Stored entries:

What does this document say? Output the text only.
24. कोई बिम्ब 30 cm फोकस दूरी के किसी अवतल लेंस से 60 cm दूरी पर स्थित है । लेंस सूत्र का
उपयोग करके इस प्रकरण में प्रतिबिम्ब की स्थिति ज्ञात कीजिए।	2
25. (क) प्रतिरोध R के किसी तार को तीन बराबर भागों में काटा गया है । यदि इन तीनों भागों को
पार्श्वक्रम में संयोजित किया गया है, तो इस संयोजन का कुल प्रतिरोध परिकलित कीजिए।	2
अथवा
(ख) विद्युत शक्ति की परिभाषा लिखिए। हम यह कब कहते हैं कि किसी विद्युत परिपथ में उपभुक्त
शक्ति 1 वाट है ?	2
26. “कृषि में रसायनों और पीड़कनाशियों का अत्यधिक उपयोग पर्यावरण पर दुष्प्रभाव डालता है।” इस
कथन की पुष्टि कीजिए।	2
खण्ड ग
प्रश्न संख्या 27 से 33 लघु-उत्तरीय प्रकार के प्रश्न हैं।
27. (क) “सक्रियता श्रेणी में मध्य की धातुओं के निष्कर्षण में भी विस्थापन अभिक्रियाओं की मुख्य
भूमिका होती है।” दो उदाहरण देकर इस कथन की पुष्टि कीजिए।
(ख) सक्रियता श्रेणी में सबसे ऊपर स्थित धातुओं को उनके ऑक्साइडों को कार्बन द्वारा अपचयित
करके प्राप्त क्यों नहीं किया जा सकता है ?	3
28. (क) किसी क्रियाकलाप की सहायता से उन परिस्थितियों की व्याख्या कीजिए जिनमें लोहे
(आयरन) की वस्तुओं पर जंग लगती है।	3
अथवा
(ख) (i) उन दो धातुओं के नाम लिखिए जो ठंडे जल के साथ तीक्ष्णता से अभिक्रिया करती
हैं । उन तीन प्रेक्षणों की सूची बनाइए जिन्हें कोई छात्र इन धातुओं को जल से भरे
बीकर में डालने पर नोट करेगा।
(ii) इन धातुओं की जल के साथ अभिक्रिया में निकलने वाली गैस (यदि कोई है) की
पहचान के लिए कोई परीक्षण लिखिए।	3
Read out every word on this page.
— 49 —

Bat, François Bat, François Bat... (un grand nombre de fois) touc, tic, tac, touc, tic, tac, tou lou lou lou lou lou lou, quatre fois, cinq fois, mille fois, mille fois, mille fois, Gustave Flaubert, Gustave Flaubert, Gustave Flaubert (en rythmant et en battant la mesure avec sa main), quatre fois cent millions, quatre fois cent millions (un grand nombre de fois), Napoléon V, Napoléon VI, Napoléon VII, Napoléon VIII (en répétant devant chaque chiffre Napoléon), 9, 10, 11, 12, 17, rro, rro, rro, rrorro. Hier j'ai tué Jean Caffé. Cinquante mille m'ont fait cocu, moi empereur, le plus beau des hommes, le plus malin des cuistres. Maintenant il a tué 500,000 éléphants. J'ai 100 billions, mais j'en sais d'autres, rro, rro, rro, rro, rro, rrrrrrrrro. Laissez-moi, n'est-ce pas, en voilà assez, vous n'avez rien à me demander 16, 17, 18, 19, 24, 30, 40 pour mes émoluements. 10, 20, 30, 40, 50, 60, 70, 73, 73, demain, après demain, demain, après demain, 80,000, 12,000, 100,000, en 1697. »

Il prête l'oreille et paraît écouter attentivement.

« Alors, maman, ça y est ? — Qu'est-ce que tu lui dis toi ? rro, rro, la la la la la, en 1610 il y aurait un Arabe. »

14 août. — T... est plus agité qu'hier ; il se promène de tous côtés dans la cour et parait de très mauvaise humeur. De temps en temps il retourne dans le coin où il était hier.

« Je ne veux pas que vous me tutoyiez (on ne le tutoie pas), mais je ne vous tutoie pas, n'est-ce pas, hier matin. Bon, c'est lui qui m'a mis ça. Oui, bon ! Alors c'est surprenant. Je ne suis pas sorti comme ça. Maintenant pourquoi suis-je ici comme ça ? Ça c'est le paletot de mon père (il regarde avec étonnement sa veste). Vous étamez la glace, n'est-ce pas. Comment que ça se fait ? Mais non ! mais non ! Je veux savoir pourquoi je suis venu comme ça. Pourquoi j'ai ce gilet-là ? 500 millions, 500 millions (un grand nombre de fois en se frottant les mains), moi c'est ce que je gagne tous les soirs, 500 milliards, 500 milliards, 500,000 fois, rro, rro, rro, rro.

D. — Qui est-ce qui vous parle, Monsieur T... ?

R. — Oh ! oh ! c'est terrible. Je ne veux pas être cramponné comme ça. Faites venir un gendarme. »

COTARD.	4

(YOUR TASK)
Exactly reproduce every record.

(RESPONSE)
What does this document say? Output the text only.
24. कोई बिम्ब 30 cm फोकस दूरी के किसी अवतल लेंस से 60 cm दूरी पर स्थित है । लेंस सूत्र का
उपयोग करके इस प्रकरण में प्रतिबिम्ब की स्थिति ज्ञात कीजिए।	2
25. (क) प्रतिरोध R के किसी तार को तीन बराबर भागों में काटा गया है । यदि इन तीनों भागों को
पार्श्वक्रम में संयोजित किया गया है, तो इस संयोजन का कुल प्रतिरोध परिकलित कीजिए।	2
अथवा
(ख) विद्युत शक्ति की परिभाषा लिखिए। हम यह कब कहते हैं कि किसी विद्युत परिपथ में उपभुक्त
शक्ति 1 वाट है ?	2
26. “कृषि में रसायनों और पीड़कनाशियों का अत्यधिक उपयोग पर्यावरण पर दुष्प्रभाव डालता है।” इस
कथन की पुष्टि कीजिए।	2
खण्ड ग
प्रश्न संख्या 27 से 33 लघु-उत्तरीय प्रकार के प्रश्न हैं।
27. (क) “सक्रियता श्रेणी में मध्य की धातुओं के निष्कर्षण में भी विस्थापन अभिक्रियाओं की मुख्य
भूमिका होती है।” दो उदाहरण देकर इस कथन की पुष्टि कीजिए।
(ख) सक्रियता श्रेणी में सबसे ऊपर स्थित धातुओं को उनके ऑक्साइडों को कार्बन द्वारा अपचयित
करके प्राप्त क्यों नहीं किया जा सकता है ?	3
28. (क) किसी क्रियाकलाप की सहायता से उन परिस्थितियों की व्याख्या कीजिए जिनमें लोहे
(आयरन) की वस्तुओं पर जंग लगती है।	3
अथवा
(ख) (i) उन दो धातुओं के नाम लिखिए जो ठंडे जल के साथ तीक्ष्णता से अभिक्रिया करती
हैं । उन तीन प्रेक्षणों की सूची बनाइए जिन्हें कोई छात्र इन धातुओं को जल से भरे
बीकर में डालने पर नोट करेगा।
(ii) इन धातुओं की जल के साथ अभिक्रिया में निकलने वाली गैस (यदि कोई है) की
पहचान के लिए कोई परीक्षण लिखिए।	3
Read out every word on this page.
— 49 —

Bat, François Bat, François Bat... (un grand nombre de fois) touc, tic, tac, touc, tic, tac, tou lou lou lou lou lou lou, quatre fois, cinq fois, mille fois, mille fois, mille fois, Gustave Flaubert, Gustave Flaubert, Gustave Flaubert (en rythmant et en battant la mesure avec sa main), quatre fois cent millions, quatre fois cent millions (un grand nombre de fois), Napoléon V, Napoléon VI, Napoléon VII, Napoléon VIII (en répétant devant chaque chiffre Napoléon), 9, 10, 11, 12, 17, rro, rro, rro, rrorro. Hier j'ai tué Jean Caffé. Cinquante mille m'ont fait cocu, moi empereur, le plus beau des hommes, le plus malin des cuistres. Maintenant il a tué 500,000 éléphants. J'ai 100 billions, mais j'en sais d'autres, rro, rro, rro, rro, rro, rrrrrrrrro. Laissez-moi, n'est-ce pas, en voilà assez, vous n'avez rien à me demander 16, 17, 18, 19, 24, 30, 40 pour mes émoluements. 10, 20, 30, 40, 50, 60, 70, 73, 73, demain, après demain, demain, après demain, 80,000, 12,000, 100,000, en 1697. »

Il prête l'oreille et paraît écouter attentivement.

« Alors, maman, ça y est ? — Qu'est-ce que tu lui dis toi ? rro, rro, la la la la la, en 1610 il y aurait un Arabe. »

14 août. — T... est plus agité qu'hier ; il se promène de tous côtés dans la cour et parait de très mauvaise humeur. De temps en temps il retourne dans le coin où il était hier.

« Je ne veux pas que vous me tutoyiez (on ne le tutoie pas), mais je ne vous tutoie pas, n'est-ce pas, hier matin. Bon, c'est lui qui m'a mis ça. Oui, bon ! Alors c'est surprenant. Je ne suis pas sorti comme ça. Maintenant pourquoi suis-je ici comme ça ? Ça c'est le paletot de mon père (il regarde avec étonnement sa veste). Vous étamez la glace, n'est-ce pas. Comment que ça se fait ? Mais non ! mais non ! Je veux savoir pourquoi je suis venu comme ça. Pourquoi j'ai ce gilet-là ? 500 millions, 500 millions (un grand nombre de fois en se frottant les mains), moi c'est ce que je gagne tous les soirs, 500 milliards, 500 milliards, 500,000 fois, rro, rro, rro, rro.

D. — Qui est-ce qui vous parle, Monsieur T... ?

R. — Oh ! oh ! c'est terrible. Je ne veux pas être cramponné comme ça. Faites venir un gendarme. »

COTARD.	4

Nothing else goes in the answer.